**DATA FOR THIS EXERCISE:**
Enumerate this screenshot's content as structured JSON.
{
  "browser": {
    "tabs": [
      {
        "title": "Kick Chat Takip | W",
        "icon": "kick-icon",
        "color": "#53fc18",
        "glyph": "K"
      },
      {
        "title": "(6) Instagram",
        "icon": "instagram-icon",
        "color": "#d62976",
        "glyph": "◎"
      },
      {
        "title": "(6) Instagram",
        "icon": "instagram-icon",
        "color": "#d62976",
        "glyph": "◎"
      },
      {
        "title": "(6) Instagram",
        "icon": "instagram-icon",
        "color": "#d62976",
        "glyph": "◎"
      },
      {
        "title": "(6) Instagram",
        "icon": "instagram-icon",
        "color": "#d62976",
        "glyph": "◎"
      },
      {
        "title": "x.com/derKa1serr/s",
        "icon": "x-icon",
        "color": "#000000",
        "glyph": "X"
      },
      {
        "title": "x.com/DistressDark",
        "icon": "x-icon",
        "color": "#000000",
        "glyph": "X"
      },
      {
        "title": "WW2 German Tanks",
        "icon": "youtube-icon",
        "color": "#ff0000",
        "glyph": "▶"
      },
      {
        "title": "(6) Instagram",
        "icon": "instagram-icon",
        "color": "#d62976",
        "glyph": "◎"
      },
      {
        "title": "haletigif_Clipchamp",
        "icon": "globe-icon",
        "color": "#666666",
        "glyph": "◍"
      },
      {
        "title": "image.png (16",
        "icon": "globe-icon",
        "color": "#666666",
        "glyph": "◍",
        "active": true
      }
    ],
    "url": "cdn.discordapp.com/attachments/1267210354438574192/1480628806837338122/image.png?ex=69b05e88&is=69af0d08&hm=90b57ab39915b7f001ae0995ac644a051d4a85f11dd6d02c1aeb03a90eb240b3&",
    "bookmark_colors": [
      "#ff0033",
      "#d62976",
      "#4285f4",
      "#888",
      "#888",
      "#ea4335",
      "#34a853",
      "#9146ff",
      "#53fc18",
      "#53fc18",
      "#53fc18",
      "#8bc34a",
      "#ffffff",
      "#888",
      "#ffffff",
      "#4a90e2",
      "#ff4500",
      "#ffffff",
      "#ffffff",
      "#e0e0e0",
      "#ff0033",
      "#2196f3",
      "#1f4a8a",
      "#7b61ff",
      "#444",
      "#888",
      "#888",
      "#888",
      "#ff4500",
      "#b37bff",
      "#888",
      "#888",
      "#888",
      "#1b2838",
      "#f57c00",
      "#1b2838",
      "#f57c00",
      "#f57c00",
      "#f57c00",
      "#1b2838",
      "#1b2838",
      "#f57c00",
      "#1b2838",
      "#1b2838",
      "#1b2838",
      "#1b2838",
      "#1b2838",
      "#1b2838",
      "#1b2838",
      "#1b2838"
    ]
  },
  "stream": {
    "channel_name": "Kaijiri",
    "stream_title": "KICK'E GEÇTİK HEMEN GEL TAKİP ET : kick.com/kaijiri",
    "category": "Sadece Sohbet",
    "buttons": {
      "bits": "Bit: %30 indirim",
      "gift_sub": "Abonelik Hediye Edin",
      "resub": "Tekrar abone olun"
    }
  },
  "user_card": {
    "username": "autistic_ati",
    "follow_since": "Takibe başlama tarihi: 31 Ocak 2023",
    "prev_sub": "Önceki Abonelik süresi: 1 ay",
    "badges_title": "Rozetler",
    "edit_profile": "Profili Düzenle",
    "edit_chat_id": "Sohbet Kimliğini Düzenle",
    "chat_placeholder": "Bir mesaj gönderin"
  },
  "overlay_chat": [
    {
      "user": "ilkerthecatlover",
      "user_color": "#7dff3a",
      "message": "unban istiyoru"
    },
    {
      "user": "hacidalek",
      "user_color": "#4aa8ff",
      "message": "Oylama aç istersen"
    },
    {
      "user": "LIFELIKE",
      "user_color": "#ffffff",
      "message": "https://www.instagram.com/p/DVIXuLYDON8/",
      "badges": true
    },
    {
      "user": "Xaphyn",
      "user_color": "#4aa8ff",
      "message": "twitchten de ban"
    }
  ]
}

**SHORT EXERCISE:** Gather all the lines that include the word "image" and copy them out.

**RESULT FOR THIS TASK:**
        "title": "image.png (16",
    "url": "cdn.discordapp.com/attachments/1267210354438574192/1480628806837338122/image.png?ex=69b05e88&is=69af0d08&hm=90b57ab39915b7f001ae0995ac644a051d4a85f11dd6d02c1aeb03a90eb240b3&",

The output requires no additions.